## Data supplied

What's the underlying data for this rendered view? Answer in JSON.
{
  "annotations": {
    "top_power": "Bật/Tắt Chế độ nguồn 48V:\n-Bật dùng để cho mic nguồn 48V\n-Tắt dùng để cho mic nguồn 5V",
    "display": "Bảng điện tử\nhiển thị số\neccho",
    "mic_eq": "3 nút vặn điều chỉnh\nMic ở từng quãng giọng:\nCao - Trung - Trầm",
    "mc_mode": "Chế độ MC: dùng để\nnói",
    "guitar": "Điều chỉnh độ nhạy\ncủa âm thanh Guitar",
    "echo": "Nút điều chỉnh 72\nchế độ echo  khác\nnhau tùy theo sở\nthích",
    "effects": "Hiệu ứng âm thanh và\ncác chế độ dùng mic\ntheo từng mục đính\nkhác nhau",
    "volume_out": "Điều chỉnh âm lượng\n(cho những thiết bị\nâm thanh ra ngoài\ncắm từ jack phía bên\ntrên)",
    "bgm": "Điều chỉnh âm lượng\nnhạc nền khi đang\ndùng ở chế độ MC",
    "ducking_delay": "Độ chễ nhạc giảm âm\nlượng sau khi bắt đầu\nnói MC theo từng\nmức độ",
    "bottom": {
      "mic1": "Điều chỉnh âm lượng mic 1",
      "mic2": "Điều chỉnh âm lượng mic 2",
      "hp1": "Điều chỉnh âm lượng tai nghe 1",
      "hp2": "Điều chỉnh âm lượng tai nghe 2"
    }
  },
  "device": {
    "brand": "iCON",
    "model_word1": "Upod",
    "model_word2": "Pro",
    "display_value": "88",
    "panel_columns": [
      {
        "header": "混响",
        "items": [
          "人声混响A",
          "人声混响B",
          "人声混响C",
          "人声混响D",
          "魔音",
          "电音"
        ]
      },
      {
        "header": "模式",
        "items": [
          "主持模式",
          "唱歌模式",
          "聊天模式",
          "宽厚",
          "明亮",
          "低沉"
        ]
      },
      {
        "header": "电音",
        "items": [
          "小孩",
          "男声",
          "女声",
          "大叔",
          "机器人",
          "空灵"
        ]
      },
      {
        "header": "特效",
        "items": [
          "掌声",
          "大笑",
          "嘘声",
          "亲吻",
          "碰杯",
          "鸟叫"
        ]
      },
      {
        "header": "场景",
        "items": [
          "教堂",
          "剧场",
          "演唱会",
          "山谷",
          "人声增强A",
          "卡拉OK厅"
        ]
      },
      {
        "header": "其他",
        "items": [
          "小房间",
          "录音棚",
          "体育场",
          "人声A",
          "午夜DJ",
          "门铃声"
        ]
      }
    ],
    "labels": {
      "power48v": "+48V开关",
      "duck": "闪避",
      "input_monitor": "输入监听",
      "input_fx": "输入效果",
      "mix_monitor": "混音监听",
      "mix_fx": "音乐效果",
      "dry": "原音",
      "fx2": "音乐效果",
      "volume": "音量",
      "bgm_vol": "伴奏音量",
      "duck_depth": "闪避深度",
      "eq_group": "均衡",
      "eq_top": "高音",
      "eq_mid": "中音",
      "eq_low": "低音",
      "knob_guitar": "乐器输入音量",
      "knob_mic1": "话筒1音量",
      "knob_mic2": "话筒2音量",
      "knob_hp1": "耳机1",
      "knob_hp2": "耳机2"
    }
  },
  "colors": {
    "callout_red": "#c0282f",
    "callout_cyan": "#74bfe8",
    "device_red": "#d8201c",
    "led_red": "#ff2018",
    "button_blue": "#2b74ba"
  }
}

## Task instructions
Every line holding "nghe" should be copied out.

## Solution
      "hp1": "Điều chỉnh âm lượng tai nghe 1",
      "hp2": "Điều chỉnh âm lượng tai nghe 2"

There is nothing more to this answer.